Request - Compile every line that includes the word "sattvapātana".

Stored records -
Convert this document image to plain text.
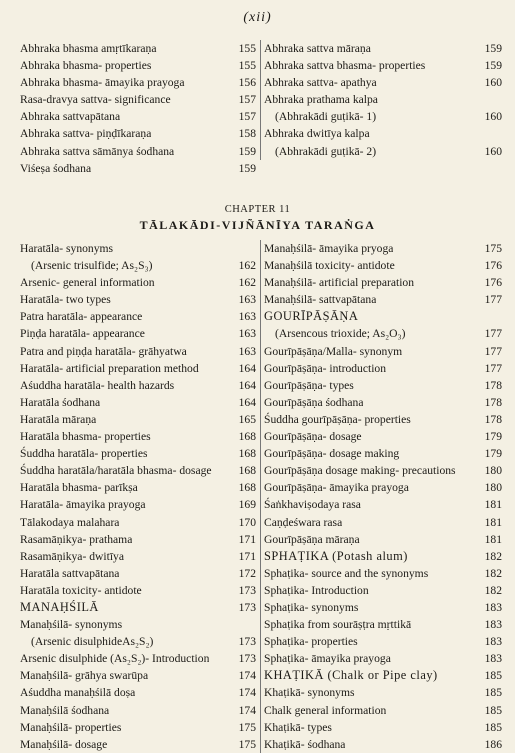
(xii)
Abhraka bhasma amṛtīkaraṇa	155
Abhraka bhasma- properties	155
Abhraka bhasma- āmayika prayoga	156
Rasa-dravya sattva- significance	157
Abhraka sattvapātana	157
Abhraka sattva- piṇḍīkaraṇa	158
Abhraka sattva sāmānya śodhana	159
Viśeṣa śodhana	159
Abhraka sattva māraṇa	159
Abhraka sattva bhasma- properties	159
Abhraka sattva- apathya	160
Abhraka prathama kalpa
(Abhrakādi guṭikā- 1)	160
Abhraka dwitīya kalpa
(Abhrakādi guṭikā- 2)	160
CHAPTER 11
TĀLAKĀDI-VIJÑĀNĪYA TARAṄGA
Haratāla- synonyms
(Arsenic trisulfide; As₂S₃)	162
Arsenic- general information	162
Haratāla- two types	163
Patra haratāla- appearance	163
Piṇḍa haratāla- appearance	163
Patra and piṇḍa haratāla- grāhyatwa	163
Haratāla- artificial preparation method	164
Aśuddha haratāla- health hazards	164
Haratāla śodhana	164
Haratāla māraṇa	165
Haratāla bhasma- properties	168
Śuddha haratāla- properties	168
Śuddha haratāla/haratāla bhasma- dosage	168
Haratāla bhasma- parīkṣa	168
Haratāla- āmayika prayoga	169
Tālakodaya malahara	170
Rasamāṇikya- prathama	171
Rasamāṇikya- dwitīya	171
Haratāla sattvapātana	172
Haratāla toxicity- antidote	173
MANAḤŚILĀ	173
Manaḥśilā- synonyms
(Arsenic disulphideAs₂S₂)	173
Arsenic disulphide (As₂S₂)- Introduction	173
Manaḥśilā- grāhya swarūpa	174
Aśuddha manaḥśilā doṣa	174
Manaḥśilā śodhana	174
Manaḥśilā- properties	175
Manaḥśilā- dosage	175
Manaḥśilā- āmayika pryoga	175
Manaḥśilā toxicity- antidote	176
Manaḥśilā- artificial preparation	176
Manaḥśilā- sattvapātana	177
GOURĪPĀṢĀṆA
(Arsencous trioxide; As₂O₃)	177
Gourīpāṣāṇa/Malla- synonym	177
Gourīpāṣāṇa- introduction	177
Gourīpāṣāṇa- types	178
Gourīpāṣāṇa śodhana	178
Śuddha gourīpāṣāṇa- properties	178
Gourīpāṣāṇa- dosage	179
Gourīpāṣāṇa- dosage making	179
Gourīpāṣāṇa dosage making- precautions	180
Gourīpāṣāṇa- āmayika prayoga	180
Śaṅkhaviṣodaya rasa	181
Caṇḍeśwara rasa	181
Gourīpāṣāṇa māraṇa	181
SPHAṬIKA (Potash alum)	182
Sphaṭika- source and the synonyms	182
Sphaṭika- Introduction	182
Sphaṭika- synonyms	183
Sphaṭika from sourāṣṭra mṛttikā	183
Sphaṭika- properties	183
Sphaṭika- āmayika prayoga	183
KHAṬIKĀ (Chalk or Pipe clay)	185
Khaṭikā- synonyms	185
Chalk general information	185
Khaṭikā- types	185
Khaṭikā- śodhana	186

Reply -
Abhraka sattvapātana	157
Haratāla sattvapātana	172
Manaḥśilā- sattvapātana	177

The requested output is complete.